Task to complete: Copy out the listing exactly.

⁂

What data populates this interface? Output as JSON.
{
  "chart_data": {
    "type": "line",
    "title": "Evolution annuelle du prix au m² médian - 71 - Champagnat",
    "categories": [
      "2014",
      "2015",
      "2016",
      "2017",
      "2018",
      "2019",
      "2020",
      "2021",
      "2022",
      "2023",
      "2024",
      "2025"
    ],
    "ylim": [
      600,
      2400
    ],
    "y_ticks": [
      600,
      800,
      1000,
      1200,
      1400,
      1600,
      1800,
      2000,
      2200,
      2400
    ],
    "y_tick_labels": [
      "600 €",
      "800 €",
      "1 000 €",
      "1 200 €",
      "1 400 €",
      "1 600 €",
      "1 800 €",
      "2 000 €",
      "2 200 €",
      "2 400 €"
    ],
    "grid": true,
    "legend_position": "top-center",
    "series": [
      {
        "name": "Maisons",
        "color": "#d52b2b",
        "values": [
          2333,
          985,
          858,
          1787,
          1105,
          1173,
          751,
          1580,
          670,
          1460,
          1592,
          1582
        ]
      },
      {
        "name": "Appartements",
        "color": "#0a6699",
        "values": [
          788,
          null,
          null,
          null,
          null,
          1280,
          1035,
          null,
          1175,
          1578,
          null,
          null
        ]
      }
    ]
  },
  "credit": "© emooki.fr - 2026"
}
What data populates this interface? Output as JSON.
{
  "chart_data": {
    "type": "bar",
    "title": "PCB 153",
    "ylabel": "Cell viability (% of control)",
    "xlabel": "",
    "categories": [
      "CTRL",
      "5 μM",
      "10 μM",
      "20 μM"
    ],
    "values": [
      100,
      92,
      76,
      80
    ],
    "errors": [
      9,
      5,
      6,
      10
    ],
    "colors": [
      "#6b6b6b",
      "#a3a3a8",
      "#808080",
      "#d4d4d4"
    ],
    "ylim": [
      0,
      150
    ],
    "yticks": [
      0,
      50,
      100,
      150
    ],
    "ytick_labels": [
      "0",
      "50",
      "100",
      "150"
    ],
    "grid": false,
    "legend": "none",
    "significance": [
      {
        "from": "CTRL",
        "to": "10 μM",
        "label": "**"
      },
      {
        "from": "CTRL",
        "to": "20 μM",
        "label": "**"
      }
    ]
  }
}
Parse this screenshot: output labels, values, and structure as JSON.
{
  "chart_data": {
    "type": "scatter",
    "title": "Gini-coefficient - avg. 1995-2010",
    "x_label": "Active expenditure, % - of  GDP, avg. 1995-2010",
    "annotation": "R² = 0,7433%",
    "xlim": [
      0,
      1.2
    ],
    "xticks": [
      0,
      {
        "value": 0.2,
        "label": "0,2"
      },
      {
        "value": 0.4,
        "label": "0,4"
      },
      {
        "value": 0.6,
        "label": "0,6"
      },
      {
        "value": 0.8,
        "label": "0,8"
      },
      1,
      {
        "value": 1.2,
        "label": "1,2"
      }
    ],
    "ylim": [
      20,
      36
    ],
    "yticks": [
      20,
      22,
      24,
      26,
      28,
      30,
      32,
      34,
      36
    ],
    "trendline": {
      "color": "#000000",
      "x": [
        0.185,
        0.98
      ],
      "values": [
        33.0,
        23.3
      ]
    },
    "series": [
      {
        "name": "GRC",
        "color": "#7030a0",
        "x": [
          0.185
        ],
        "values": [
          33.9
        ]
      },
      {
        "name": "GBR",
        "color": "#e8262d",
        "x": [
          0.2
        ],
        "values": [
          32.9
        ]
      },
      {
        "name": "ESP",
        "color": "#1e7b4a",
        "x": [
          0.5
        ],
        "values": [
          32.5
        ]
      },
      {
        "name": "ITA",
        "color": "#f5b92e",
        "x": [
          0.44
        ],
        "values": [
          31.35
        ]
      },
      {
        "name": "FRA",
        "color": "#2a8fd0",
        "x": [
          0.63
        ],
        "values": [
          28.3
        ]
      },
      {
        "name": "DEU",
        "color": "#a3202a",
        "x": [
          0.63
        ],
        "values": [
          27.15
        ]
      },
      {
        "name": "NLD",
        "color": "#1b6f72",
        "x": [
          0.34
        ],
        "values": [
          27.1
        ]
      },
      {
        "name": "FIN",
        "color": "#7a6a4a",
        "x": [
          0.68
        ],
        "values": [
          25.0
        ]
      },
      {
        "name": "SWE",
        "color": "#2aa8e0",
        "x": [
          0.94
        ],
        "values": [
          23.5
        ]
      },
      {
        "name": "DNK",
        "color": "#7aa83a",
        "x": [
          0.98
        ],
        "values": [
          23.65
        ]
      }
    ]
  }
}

⁂

Task solution:
What data populates this interface? Output as JSON.
{
  "chart_data": {
    "type": "line",
    "title": "Evolution annuelle du prix au m² médian - 71 - Champagnat",
    "categories": [
      "2014",
      "2015",
      "2016",
      "2017",
      "2018",
      "2019",
      "2020",
      "2021",
      "2022",
      "2023",
      "2024",
      "2025"
    ],
    "ylim": [
      600,
      2400
    ],
    "y_ticks": [
      600,
      800,
      1000,
      1200,
      1400,
      1600,
      1800,
      2000,
      2200,
      2400
    ],
    "y_tick_labels": [
      "600 €",
      "800 €",
      "1 000 €",
      "1 200 €",
      "1 400 €",
      "1 600 €",
      "1 800 €",
      "2 000 €",
      "2 200 €",
      "2 400 €"
    ],
    "grid": true,
    "legend_position": "top-center",
    "series": [
      {
        "name": "Maisons",
        "color": "#d52b2b",
        "values": [
          2333,
          985,
          858,
          1787,
          1105,
          1173,
          751,
          1580,
          670,
          1460,
          1592,
          1582
        ]
      },
      {
        "name": "Appartements",
        "color": "#0a6699",
        "values": [
          788,
          null,
          null,
          null,
          null,
          1280,
          1035,
          null,
          1175,
          1578,
          null,
          null
        ]
      }
    ]
  },
  "credit": "© emooki.fr - 2026"
}
What data populates this interface? Output as JSON.
{
  "chart_data": {
    "type": "bar",
    "title": "PCB 153",
    "ylabel": "Cell viability (% of control)",
    "xlabel": "",
    "categories": [
      "CTRL",
      "5 μM",
      "10 μM",
      "20 μM"
    ],
    "values": [
      100,
      92,
      76,
      80
    ],
    "errors": [
      9,
      5,
      6,
      10
    ],
    "colors": [
      "#6b6b6b",
      "#a3a3a8",
      "#808080",
      "#d4d4d4"
    ],
    "ylim": [
      0,
      150
    ],
    "yticks": [
      0,
      50,
      100,
      150
    ],
    "ytick_labels": [
      "0",
      "50",
      "100",
      "150"
    ],
    "grid": false,
    "legend": "none",
    "significance": [
      {
        "from": "CTRL",
        "to": "10 μM",
        "label": "**"
      },
      {
        "from": "CTRL",
        "to": "20 μM",
        "label": "**"
      }
    ]
  }
}
Parse this screenshot: output labels, values, and structure as JSON.
{
  "chart_data": {
    "type": "scatter",
    "title": "Gini-coefficient - avg. 1995-2010",
    "x_label": "Active expenditure, % - of  GDP, avg. 1995-2010",
    "annotation": "R² = 0,7433%",
    "xlim": [
      0,
      1.2
    ],
    "xticks": [
      0,
      {
        "value": 0.2,
        "label": "0,2"
      },
      {
        "value": 0.4,
        "label": "0,4"
      },
      {
        "value": 0.6,
        "label": "0,6"
      },
      {
        "value": 0.8,
        "label": "0,8"
      },
      1,
      {
        "value": 1.2,
        "label": "1,2"
      }
    ],
    "ylim": [
      20,
      36
    ],
    "yticks": [
      20,
      22,
      24,
      26,
      28,
      30,
      32,
      34,
      36
    ],
    "trendline": {
      "color": "#000000",
      "x": [
        0.185,
        0.98
      ],
      "values": [
        33.0,
        23.3
      ]
    },
    "series": [
      {
        "name": "GRC",
        "color": "#7030a0",
        "x": [
          0.185
        ],
        "values": [
          33.9
        ]
      },
      {
        "name": "GBR",
        "color": "#e8262d",
        "x": [
          0.2
        ],
        "values": [
          32.9
        ]
      },
      {
        "name": "ESP",
        "color": "#1e7b4a",
        "x": [
          0.5
        ],
        "values": [
          32.5
        ]
      },
      {
        "name": "ITA",
        "color": "#f5b92e",
        "x": [
          0.44
        ],
        "values": [
          31.35
        ]
      },
      {
        "name": "FRA",
        "color": "#2a8fd0",
        "x": [
          0.63
        ],
        "values": [
          28.3
        ]
      },
      {
        "name": "DEU",
        "color": "#a3202a",
        "x": [
          0.63
        ],
        "values": [
          27.15
        ]
      },
      {
        "name": "NLD",
        "color": "#1b6f72",
        "x": [
          0.34
        ],
        "values": [
          27.1
        ]
      },
      {
        "name": "FIN",
        "color": "#7a6a4a",
        "x": [
          0.68
        ],
        "values": [
          25.0
        ]
      },
      {
        "name": "SWE",
        "color": "#2aa8e0",
        "x": [
          0.94
        ],
        "values": [
          23.5
        ]
      },
      {
        "name": "DNK",
        "color": "#7aa83a",
        "x": [
          0.98
        ],
        "values": [
          23.65
        ]
      }
    ]
  }
}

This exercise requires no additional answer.